• _Supplied entries_
## START

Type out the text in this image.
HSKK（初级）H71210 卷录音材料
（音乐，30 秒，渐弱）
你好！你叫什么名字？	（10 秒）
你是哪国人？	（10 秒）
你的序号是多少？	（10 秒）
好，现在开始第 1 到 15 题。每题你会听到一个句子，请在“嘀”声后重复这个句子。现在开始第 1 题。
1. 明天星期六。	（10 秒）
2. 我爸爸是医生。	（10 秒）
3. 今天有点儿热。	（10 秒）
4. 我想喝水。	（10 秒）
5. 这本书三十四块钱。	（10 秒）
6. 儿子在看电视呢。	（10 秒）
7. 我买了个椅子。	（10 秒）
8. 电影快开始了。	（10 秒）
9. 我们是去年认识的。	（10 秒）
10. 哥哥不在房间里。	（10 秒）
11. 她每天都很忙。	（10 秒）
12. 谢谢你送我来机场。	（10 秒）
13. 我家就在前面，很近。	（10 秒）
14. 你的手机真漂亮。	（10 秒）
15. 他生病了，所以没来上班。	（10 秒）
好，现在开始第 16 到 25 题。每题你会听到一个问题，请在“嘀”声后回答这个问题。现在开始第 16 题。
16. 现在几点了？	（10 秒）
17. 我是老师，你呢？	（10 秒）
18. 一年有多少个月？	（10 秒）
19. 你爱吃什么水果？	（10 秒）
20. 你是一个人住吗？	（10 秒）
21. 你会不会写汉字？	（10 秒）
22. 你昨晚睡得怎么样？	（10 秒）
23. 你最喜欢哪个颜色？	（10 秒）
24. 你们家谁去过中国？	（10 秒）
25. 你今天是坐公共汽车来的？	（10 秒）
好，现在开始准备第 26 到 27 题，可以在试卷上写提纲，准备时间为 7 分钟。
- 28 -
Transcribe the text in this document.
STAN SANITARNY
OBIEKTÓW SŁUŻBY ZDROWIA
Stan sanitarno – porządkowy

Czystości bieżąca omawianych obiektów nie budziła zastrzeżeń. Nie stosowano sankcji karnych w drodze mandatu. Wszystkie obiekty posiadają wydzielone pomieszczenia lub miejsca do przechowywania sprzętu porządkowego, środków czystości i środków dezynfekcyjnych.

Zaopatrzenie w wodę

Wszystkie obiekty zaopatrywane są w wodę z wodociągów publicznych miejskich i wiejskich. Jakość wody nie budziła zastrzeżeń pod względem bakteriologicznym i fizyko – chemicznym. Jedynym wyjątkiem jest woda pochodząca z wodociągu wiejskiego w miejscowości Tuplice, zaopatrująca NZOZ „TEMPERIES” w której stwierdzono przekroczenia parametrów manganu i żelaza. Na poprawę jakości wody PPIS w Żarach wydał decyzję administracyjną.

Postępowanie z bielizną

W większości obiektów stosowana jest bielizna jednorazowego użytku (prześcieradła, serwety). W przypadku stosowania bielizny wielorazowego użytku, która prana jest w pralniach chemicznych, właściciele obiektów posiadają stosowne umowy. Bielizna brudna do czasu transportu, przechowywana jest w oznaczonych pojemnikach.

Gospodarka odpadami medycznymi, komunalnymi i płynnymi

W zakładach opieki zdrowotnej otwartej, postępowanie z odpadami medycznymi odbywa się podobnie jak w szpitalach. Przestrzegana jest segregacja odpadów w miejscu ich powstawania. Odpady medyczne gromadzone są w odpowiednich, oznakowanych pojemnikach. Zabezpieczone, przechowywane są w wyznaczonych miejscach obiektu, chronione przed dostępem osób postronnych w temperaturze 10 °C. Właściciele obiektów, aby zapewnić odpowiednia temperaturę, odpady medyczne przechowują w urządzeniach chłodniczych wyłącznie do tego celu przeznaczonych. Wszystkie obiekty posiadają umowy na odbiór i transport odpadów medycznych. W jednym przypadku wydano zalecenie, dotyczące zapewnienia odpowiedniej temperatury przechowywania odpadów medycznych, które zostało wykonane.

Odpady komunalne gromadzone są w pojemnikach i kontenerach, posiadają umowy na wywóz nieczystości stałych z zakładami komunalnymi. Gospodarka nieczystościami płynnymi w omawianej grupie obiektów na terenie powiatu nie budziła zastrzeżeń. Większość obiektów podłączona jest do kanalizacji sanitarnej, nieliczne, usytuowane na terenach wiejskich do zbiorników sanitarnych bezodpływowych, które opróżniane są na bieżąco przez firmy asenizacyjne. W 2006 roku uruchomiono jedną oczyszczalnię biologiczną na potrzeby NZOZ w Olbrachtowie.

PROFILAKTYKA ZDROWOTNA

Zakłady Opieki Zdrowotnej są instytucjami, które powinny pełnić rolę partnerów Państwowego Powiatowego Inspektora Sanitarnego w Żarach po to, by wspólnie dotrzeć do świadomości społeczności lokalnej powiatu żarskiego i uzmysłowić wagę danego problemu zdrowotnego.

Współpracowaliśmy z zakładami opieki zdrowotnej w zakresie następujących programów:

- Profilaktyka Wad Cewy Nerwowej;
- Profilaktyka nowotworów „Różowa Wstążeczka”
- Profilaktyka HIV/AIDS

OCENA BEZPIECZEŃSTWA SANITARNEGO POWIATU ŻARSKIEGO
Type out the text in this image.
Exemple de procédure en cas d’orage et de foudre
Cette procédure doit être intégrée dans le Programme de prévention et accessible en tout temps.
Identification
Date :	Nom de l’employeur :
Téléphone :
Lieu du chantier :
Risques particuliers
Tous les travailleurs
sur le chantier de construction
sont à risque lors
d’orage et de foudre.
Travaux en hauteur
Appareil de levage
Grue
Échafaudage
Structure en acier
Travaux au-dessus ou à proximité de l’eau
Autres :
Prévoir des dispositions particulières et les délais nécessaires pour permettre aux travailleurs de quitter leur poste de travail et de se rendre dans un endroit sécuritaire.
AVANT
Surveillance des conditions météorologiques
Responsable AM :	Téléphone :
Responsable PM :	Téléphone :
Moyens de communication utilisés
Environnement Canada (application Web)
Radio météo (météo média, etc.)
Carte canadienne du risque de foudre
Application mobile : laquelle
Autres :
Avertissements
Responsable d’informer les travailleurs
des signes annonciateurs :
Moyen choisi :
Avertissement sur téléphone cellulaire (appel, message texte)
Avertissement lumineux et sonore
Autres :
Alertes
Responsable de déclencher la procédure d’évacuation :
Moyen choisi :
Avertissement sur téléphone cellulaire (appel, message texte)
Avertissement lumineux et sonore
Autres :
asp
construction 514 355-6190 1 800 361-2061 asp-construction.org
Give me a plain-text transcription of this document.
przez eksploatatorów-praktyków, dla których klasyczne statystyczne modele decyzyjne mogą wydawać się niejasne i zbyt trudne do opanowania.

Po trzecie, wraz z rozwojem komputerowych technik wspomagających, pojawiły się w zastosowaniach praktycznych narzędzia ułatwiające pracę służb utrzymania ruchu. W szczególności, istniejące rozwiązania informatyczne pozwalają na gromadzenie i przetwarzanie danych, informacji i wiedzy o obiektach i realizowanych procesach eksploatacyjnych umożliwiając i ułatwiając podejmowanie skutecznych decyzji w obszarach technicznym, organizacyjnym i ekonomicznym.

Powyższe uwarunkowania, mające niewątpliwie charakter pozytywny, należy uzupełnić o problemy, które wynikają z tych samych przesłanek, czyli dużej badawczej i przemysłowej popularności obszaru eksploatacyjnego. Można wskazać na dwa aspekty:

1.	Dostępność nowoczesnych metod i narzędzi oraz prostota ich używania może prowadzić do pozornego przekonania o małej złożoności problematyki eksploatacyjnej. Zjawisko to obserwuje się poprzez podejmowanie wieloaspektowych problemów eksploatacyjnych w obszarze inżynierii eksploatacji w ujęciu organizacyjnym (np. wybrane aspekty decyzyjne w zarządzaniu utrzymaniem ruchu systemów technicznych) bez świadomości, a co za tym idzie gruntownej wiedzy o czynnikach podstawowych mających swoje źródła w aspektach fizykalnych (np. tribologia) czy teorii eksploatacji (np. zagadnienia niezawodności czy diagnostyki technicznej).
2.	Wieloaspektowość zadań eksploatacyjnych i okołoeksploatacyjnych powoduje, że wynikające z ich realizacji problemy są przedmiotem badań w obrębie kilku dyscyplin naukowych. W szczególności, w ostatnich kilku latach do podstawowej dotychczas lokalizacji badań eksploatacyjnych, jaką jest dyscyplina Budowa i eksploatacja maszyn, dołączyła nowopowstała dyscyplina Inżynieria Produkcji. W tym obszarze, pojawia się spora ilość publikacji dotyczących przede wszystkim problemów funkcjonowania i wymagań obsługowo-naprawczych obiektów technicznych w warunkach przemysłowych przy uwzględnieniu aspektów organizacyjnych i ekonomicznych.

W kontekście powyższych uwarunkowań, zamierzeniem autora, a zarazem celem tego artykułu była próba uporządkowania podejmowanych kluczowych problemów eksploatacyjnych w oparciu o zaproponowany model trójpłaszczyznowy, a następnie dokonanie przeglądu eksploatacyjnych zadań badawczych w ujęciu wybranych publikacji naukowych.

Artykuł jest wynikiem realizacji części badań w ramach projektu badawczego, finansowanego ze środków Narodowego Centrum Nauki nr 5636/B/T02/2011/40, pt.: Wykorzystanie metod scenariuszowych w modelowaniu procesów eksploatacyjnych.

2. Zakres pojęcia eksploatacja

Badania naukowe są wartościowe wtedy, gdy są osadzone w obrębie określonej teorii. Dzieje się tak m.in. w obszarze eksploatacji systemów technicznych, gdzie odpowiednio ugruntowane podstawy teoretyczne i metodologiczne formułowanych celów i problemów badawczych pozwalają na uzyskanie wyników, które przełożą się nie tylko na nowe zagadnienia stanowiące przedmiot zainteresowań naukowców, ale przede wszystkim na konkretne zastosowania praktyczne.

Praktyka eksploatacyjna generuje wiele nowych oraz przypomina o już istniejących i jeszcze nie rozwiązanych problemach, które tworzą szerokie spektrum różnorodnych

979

## END

• _Problem details_
Which lines hold the string "chantier"? Copy all of them from the data above.

• _Answer to this task_
Lieu du chantier :
sur le chantier de construction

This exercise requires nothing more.